▶ **WRITTEN INSTRUCTION**
The records below must be output exactly, without pictures.

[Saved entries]
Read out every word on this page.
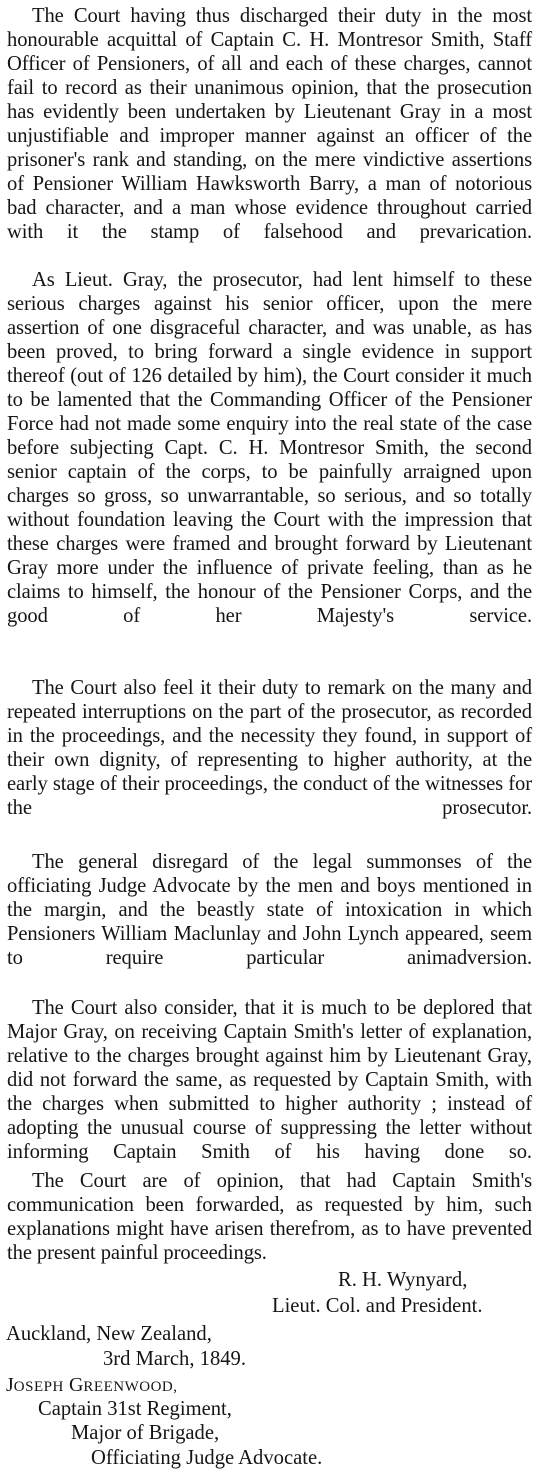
The Court having thus discharged their duty in the most honourable acquittal of Captain C. H. Montresor Smith, Staff Officer of Pensioners, of all and each of these charges, cannot fail to record as their unanimous opinion, that the prosecution has evidently been undertaken by Lieutenant Gray in a most unjustifiable and improper manner against an officer of the prisoner's rank and standing, on the mere vindictive assertions of Pensioner William Hawksworth Barry, a man of notorious bad character, and a man whose evidence throughout carried with it the stamp of falsehood and prevarication.

As Lieut. Gray, the prosecutor, had lent himself to these serious charges against his senior officer, upon the mere assertion of one disgraceful character, and was unable, as has been proved, to bring forward a single evidence in support thereof (out of 126 detailed by him), the Court consider it much to be lamented that the Commanding Officer of the Pensioner Force had not made some enquiry into the real state of the case before subjecting Capt. C. H. Montresor Smith, the second senior captain of the corps, to be painfully arraigned upon charges so gross, so unwarrantable, so serious, and so totally without foundation leaving the Court with the impression that these charges were framed and brought forward by Lieutenant Gray more under the influence of private feeling, than as he claims to himself, the honour of the Pensioner Corps, and the good of her Majesty's service.

The Court also feel it their duty to remark on the many and repeated interruptions on the part of the prosecutor, as recorded in the proceedings, and the necessity they found, in support of their own dignity, of representing to higher authority, at the early stage of their proceedings, the conduct of the witnesses for the prosecutor.

The general disregard of the legal summonses of the officiating Judge Advocate by the men and boys mentioned in the margin, and the beastly state of intoxication in which Pensioners William Maclunlay and John Lynch appeared, seem to require particular animadversion.

The Court also consider, that it is much to be deplored that Major Gray, on receiving Captain Smith's letter of explanation, relative to the charges brought against him by Lieutenant Gray, did not forward the same, as requested by Captain Smith, with the charges when submitted to higher authority ; instead of adopting the unusual course of suppressing the letter without informing Captain Smith of his having done so.

The Court are of opinion, that had Captain Smith's communication been forwarded, as requested by him, such explanations might have arisen therefrom, as to have prevented the present painful proceedings.

R. H. Wynyard,
Lieut. Col. and President.
Auckland, New Zealand,
3rd March, 1849.
JOSEPH GREENWOOD,
Captain 31st Regiment,
Major of Brigade,
Officiating Judge Advocate.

▶ **ANSWER FOR THE TASK**
Read out every word on this page.
The Court having thus discharged their duty in the most honourable acquittal of Captain C. H. Montresor Smith, Staff Officer of Pensioners, of all and each of these charges, cannot fail to record as their unanimous opinion, that the prosecution has evidently been undertaken by Lieutenant Gray in a most unjustifiable and improper manner against an officer of the prisoner's rank and standing, on the mere vindictive assertions of Pensioner William Hawksworth Barry, a man of notorious bad character, and a man whose evidence throughout carried with it the stamp of falsehood and prevarication.

As Lieut. Gray, the prosecutor, had lent himself to these serious charges against his senior officer, upon the mere assertion of one disgraceful character, and was unable, as has been proved, to bring forward a single evidence in support thereof (out of 126 detailed by him), the Court consider it much to be lamented that the Commanding Officer of the Pensioner Force had not made some enquiry into the real state of the case before subjecting Capt. C. H. Montresor Smith, the second senior captain of the corps, to be painfully arraigned upon charges so gross, so unwarrantable, so serious, and so totally without foundation leaving the Court with the impression that these charges were framed and brought forward by Lieutenant Gray more under the influence of private feeling, than as he claims to himself, the honour of the Pensioner Corps, and the good of her Majesty's service.

The Court also feel it their duty to remark on the many and repeated interruptions on the part of the prosecutor, as recorded in the proceedings, and the necessity they found, in support of their own dignity, of representing to higher authority, at the early stage of their proceedings, the conduct of the witnesses for the prosecutor.

The general disregard of the legal summonses of the officiating Judge Advocate by the men and boys mentioned in the margin, and the beastly state of intoxication in which Pensioners William Maclunlay and John Lynch appeared, seem to require particular animadversion.

The Court also consider, that it is much to be deplored that Major Gray, on receiving Captain Smith's letter of explanation, relative to the charges brought against him by Lieutenant Gray, did not forward the same, as requested by Captain Smith, with the charges when submitted to higher authority ; instead of adopting the unusual course of suppressing the letter without informing Captain Smith of his having done so.

The Court are of opinion, that had Captain Smith's communication been forwarded, as requested by him, such explanations might have arisen therefrom, as to have prevented the present painful proceedings.

R. H. Wynyard,
Lieut. Col. and President.
Auckland, New Zealand,
3rd March, 1849.
JOSEPH GREENWOOD,
Captain 31st Regiment,
Major of Brigade,
Officiating Judge Advocate.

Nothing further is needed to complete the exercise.